--- Record set ---

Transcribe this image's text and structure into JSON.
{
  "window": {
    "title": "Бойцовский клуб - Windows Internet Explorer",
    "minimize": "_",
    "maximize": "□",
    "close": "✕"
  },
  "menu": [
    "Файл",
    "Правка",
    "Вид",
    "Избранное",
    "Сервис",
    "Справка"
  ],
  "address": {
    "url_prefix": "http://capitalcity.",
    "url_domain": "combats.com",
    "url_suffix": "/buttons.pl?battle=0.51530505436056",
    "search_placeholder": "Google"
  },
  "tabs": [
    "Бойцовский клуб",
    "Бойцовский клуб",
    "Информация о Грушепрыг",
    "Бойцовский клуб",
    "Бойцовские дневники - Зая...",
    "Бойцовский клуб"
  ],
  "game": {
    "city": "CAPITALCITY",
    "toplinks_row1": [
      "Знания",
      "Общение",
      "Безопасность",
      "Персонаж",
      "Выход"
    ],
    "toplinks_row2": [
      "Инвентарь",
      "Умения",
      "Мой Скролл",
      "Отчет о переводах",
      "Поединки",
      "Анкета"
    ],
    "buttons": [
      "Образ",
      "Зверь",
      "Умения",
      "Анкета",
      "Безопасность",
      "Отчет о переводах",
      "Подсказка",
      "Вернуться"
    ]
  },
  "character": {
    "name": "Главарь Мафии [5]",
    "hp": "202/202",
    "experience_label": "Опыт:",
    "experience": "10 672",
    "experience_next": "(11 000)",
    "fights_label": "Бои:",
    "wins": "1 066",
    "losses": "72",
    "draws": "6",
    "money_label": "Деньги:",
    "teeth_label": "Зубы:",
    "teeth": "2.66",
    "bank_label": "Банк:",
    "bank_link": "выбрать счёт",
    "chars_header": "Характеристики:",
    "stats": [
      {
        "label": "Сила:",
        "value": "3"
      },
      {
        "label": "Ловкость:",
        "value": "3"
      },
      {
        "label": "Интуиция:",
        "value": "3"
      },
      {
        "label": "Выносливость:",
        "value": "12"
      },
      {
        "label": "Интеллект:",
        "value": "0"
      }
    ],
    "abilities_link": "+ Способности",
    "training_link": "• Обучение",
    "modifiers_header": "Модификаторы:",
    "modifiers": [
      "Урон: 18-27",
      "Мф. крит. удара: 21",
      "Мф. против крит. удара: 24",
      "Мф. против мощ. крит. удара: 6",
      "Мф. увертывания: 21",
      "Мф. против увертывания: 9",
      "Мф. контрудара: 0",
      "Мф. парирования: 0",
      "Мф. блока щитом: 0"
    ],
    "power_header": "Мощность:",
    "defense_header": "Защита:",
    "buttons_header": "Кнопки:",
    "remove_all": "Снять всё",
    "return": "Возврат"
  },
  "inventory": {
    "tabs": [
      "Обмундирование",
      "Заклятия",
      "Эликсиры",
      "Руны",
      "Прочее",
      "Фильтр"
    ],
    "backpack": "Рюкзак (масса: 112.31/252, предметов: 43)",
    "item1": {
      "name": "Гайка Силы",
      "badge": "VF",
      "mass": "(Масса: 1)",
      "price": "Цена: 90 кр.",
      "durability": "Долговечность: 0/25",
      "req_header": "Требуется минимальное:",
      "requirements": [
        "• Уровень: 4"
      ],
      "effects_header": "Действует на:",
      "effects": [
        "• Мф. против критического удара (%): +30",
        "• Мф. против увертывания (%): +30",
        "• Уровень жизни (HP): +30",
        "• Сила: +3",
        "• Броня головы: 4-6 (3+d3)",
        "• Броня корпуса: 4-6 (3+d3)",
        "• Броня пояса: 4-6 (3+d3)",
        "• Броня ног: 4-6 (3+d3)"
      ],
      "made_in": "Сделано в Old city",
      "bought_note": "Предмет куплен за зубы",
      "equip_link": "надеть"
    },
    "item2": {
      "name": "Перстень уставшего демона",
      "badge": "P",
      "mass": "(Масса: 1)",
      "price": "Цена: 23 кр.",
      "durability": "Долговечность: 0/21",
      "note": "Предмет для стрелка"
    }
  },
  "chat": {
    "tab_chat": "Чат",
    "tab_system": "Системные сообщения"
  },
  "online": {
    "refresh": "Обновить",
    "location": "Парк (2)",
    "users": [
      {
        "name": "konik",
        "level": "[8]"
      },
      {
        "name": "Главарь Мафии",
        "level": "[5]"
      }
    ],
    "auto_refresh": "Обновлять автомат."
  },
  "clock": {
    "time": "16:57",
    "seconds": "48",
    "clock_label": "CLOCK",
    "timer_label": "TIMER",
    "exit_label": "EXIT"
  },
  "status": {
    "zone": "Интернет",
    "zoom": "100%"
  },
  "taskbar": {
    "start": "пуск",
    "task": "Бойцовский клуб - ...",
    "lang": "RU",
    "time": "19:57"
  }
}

---

Instructions to follow:
Output all of the data again. Match it exactly.

Written solution:
Transcribe this image's text and structure into JSON.
{
  "window": {
    "title": "Бойцовский клуб - Windows Internet Explorer",
    "minimize": "_",
    "maximize": "□",
    "close": "✕"
  },
  "menu": [
    "Файл",
    "Правка",
    "Вид",
    "Избранное",
    "Сервис",
    "Справка"
  ],
  "address": {
    "url_prefix": "http://capitalcity.",
    "url_domain": "combats.com",
    "url_suffix": "/buttons.pl?battle=0.51530505436056",
    "search_placeholder": "Google"
  },
  "tabs": [
    "Бойцовский клуб",
    "Бойцовский клуб",
    "Информация о Грушепрыг",
    "Бойцовский клуб",
    "Бойцовские дневники - Зая...",
    "Бойцовский клуб"
  ],
  "game": {
    "city": "CAPITALCITY",
    "toplinks_row1": [
      "Знания",
      "Общение",
      "Безопасность",
      "Персонаж",
      "Выход"
    ],
    "toplinks_row2": [
      "Инвентарь",
      "Умения",
      "Мой Скролл",
      "Отчет о переводах",
      "Поединки",
      "Анкета"
    ],
    "buttons": [
      "Образ",
      "Зверь",
      "Умения",
      "Анкета",
      "Безопасность",
      "Отчет о переводах",
      "Подсказка",
      "Вернуться"
    ]
  },
  "character": {
    "name": "Главарь Мафии [5]",
    "hp": "202/202",
    "experience_label": "Опыт:",
    "experience": "10 672",
    "experience_next": "(11 000)",
    "fights_label": "Бои:",
    "wins": "1 066",
    "losses": "72",
    "draws": "6",
    "money_label": "Деньги:",
    "teeth_label": "Зубы:",
    "teeth": "2.66",
    "bank_label": "Банк:",
    "bank_link": "выбрать счёт",
    "chars_header": "Характеристики:",
    "stats": [
      {
        "label": "Сила:",
        "value": "3"
      },
      {
        "label": "Ловкость:",
        "value": "3"
      },
      {
        "label": "Интуиция:",
        "value": "3"
      },
      {
        "label": "Выносливость:",
        "value": "12"
      },
      {
        "label": "Интеллект:",
        "value": "0"
      }
    ],
    "abilities_link": "+ Способности",
    "training_link": "• Обучение",
    "modifiers_header": "Модификаторы:",
    "modifiers": [
      "Урон: 18-27",
      "Мф. крит. удара: 21",
      "Мф. против крит. удара: 24",
      "Мф. против мощ. крит. удара: 6",
      "Мф. увертывания: 21",
      "Мф. против увертывания: 9",
      "Мф. контрудара: 0",
      "Мф. парирования: 0",
      "Мф. блока щитом: 0"
    ],
    "power_header": "Мощность:",
    "defense_header": "Защита:",
    "buttons_header": "Кнопки:",
    "remove_all": "Снять всё",
    "return": "Возврат"
  },
  "inventory": {
    "tabs": [
      "Обмундирование",
      "Заклятия",
      "Эликсиры",
      "Руны",
      "Прочее",
      "Фильтр"
    ],
    "backpack": "Рюкзак (масса: 112.31/252, предметов: 43)",
    "item1": {
      "name": "Гайка Силы",
      "badge": "VF",
      "mass": "(Масса: 1)",
      "price": "Цена: 90 кр.",
      "durability": "Долговечность: 0/25",
      "req_header": "Требуется минимальное:",
      "requirements": [
        "• Уровень: 4"
      ],
      "effects_header": "Действует на:",
      "effects": [
        "• Мф. против критического удара (%): +30",
        "• Мф. против увертывания (%): +30",
        "• Уровень жизни (HP): +30",
        "• Сила: +3",
        "• Броня головы: 4-6 (3+d3)",
        "• Броня корпуса: 4-6 (3+d3)",
        "• Броня пояса: 4-6 (3+d3)",
        "• Броня ног: 4-6 (3+d3)"
      ],
      "made_in": "Сделано в Old city",
      "bought_note": "Предмет куплен за зубы",
      "equip_link": "надеть"
    },
    "item2": {
      "name": "Перстень уставшего демона",
      "badge": "P",
      "mass": "(Масса: 1)",
      "price": "Цена: 23 кр.",
      "durability": "Долговечность: 0/21",
      "note": "Предмет для стрелка"
    }
  },
  "chat": {
    "tab_chat": "Чат",
    "tab_system": "Системные сообщения"
  },
  "online": {
    "refresh": "Обновить",
    "location": "Парк (2)",
    "users": [
      {
        "name": "konik",
        "level": "[8]"
      },
      {
        "name": "Главарь Мафии",
        "level": "[5]"
      }
    ],
    "auto_refresh": "Обновлять автомат."
  },
  "clock": {
    "time": "16:57",
    "seconds": "48",
    "clock_label": "CLOCK",
    "timer_label": "TIMER",
    "exit_label": "EXIT"
  },
  "status": {
    "zone": "Интернет",
    "zoom": "100%"
  },
  "taskbar": {
    "start": "пуск",
    "task": "Бойцовский клуб - ...",
    "lang": "RU",
    "time": "19:57"
  }
}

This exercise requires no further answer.